>>>

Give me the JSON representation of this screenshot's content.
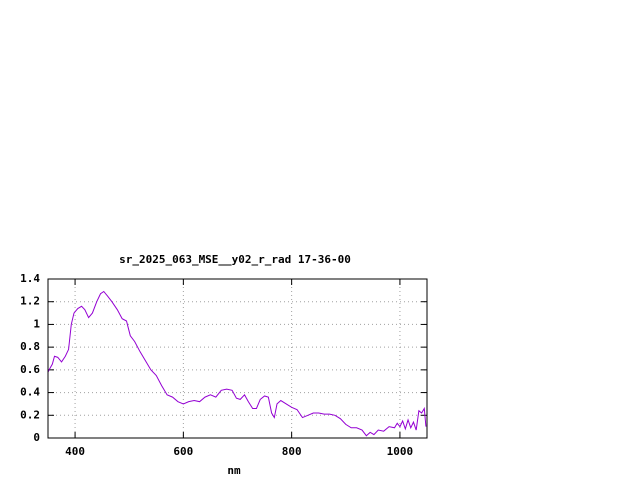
{
  "chart_data": {
    "type": "line",
    "title": "sr_2025_063_MSE__y02_r_rad 17-36-00",
    "x_label": "nm",
    "x": [
      350,
      352,
      358,
      362,
      368,
      375,
      382,
      388,
      393,
      398,
      405,
      412,
      418,
      425,
      432,
      440,
      447,
      453,
      460,
      468,
      478,
      487,
      495,
      502,
      510,
      520,
      530,
      540,
      550,
      560,
      570,
      580,
      590,
      600,
      610,
      620,
      630,
      640,
      650,
      660,
      670,
      680,
      690,
      698,
      705,
      713,
      720,
      728,
      735,
      742,
      750,
      757,
      763,
      768,
      773,
      780,
      790,
      800,
      810,
      820,
      830,
      840,
      850,
      860,
      870,
      880,
      890,
      900,
      910,
      920,
      930,
      938,
      945,
      952,
      960,
      970,
      980,
      990,
      995,
      1000,
      1005,
      1010,
      1015,
      1020,
      1025,
      1030,
      1035,
      1040,
      1045,
      1048
    ],
    "series": [
      {
        "name": "sr_2025_063_MSE__y02_r_rad",
        "color": "#9400d3",
        "values": [
          0.58,
          0.6,
          0.65,
          0.72,
          0.71,
          0.67,
          0.72,
          0.78,
          1.0,
          1.1,
          1.14,
          1.16,
          1.13,
          1.06,
          1.1,
          1.2,
          1.27,
          1.29,
          1.25,
          1.2,
          1.13,
          1.05,
          1.03,
          0.9,
          0.85,
          0.76,
          0.68,
          0.6,
          0.55,
          0.46,
          0.38,
          0.36,
          0.32,
          0.3,
          0.32,
          0.33,
          0.32,
          0.36,
          0.38,
          0.36,
          0.42,
          0.43,
          0.42,
          0.35,
          0.34,
          0.38,
          0.32,
          0.26,
          0.26,
          0.34,
          0.37,
          0.36,
          0.22,
          0.18,
          0.3,
          0.33,
          0.3,
          0.27,
          0.25,
          0.18,
          0.2,
          0.22,
          0.22,
          0.21,
          0.21,
          0.2,
          0.17,
          0.12,
          0.09,
          0.09,
          0.07,
          0.02,
          0.05,
          0.03,
          0.07,
          0.06,
          0.1,
          0.09,
          0.13,
          0.1,
          0.15,
          0.08,
          0.16,
          0.09,
          0.14,
          0.07,
          0.24,
          0.22,
          0.26,
          0.1
        ]
      }
    ],
    "xlim": [
      350,
      1050
    ],
    "xticks": [
      400,
      600,
      800,
      1000
    ],
    "ylim": [
      0,
      1.4
    ],
    "yticks": [
      0,
      0.2,
      0.4,
      0.6,
      0.8,
      1,
      1.2,
      1.4
    ],
    "grid": true
  }
}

<<<

#### [Goal]
Without including any pictures, print each record exactly.

#### [Finished task]
Give me the JSON representation of this screenshot's content.
{
  "chart_data": {
    "type": "line",
    "title": "sr_2025_063_MSE__y02_r_rad 17-36-00",
    "x_label": "nm",
    "x": [
      350,
      352,
      358,
      362,
      368,
      375,
      382,
      388,
      393,
      398,
      405,
      412,
      418,
      425,
      432,
      440,
      447,
      453,
      460,
      468,
      478,
      487,
      495,
      502,
      510,
      520,
      530,
      540,
      550,
      560,
      570,
      580,
      590,
      600,
      610,
      620,
      630,
      640,
      650,
      660,
      670,
      680,
      690,
      698,
      705,
      713,
      720,
      728,
      735,
      742,
      750,
      757,
      763,
      768,
      773,
      780,
      790,
      800,
      810,
      820,
      830,
      840,
      850,
      860,
      870,
      880,
      890,
      900,
      910,
      920,
      930,
      938,
      945,
      952,
      960,
      970,
      980,
      990,
      995,
      1000,
      1005,
      1010,
      1015,
      1020,
      1025,
      1030,
      1035,
      1040,
      1045,
      1048
    ],
    "series": [
      {
        "name": "sr_2025_063_MSE__y02_r_rad",
        "color": "#9400d3",
        "values": [
          0.58,
          0.6,
          0.65,
          0.72,
          0.71,
          0.67,
          0.72,
          0.78,
          1.0,
          1.1,
          1.14,
          1.16,
          1.13,
          1.06,
          1.1,
          1.2,
          1.27,
          1.29,
          1.25,
          1.2,
          1.13,
          1.05,
          1.03,
          0.9,
          0.85,
          0.76,
          0.68,
          0.6,
          0.55,
          0.46,
          0.38,
          0.36,
          0.32,
          0.3,
          0.32,
          0.33,
          0.32,
          0.36,
          0.38,
          0.36,
          0.42,
          0.43,
          0.42,
          0.35,
          0.34,
          0.38,
          0.32,
          0.26,
          0.26,
          0.34,
          0.37,
          0.36,
          0.22,
          0.18,
          0.3,
          0.33,
          0.3,
          0.27,
          0.25,
          0.18,
          0.2,
          0.22,
          0.22,
          0.21,
          0.21,
          0.2,
          0.17,
          0.12,
          0.09,
          0.09,
          0.07,
          0.02,
          0.05,
          0.03,
          0.07,
          0.06,
          0.1,
          0.09,
          0.13,
          0.1,
          0.15,
          0.08,
          0.16,
          0.09,
          0.14,
          0.07,
          0.24,
          0.22,
          0.26,
          0.1
        ]
      }
    ],
    "xlim": [
      350,
      1050
    ],
    "xticks": [
      400,
      600,
      800,
      1000
    ],
    "ylim": [
      0,
      1.4
    ],
    "yticks": [
      0,
      0.2,
      0.4,
      0.6,
      0.8,
      1,
      1.2,
      1.4
    ],
    "grid": true
  }
}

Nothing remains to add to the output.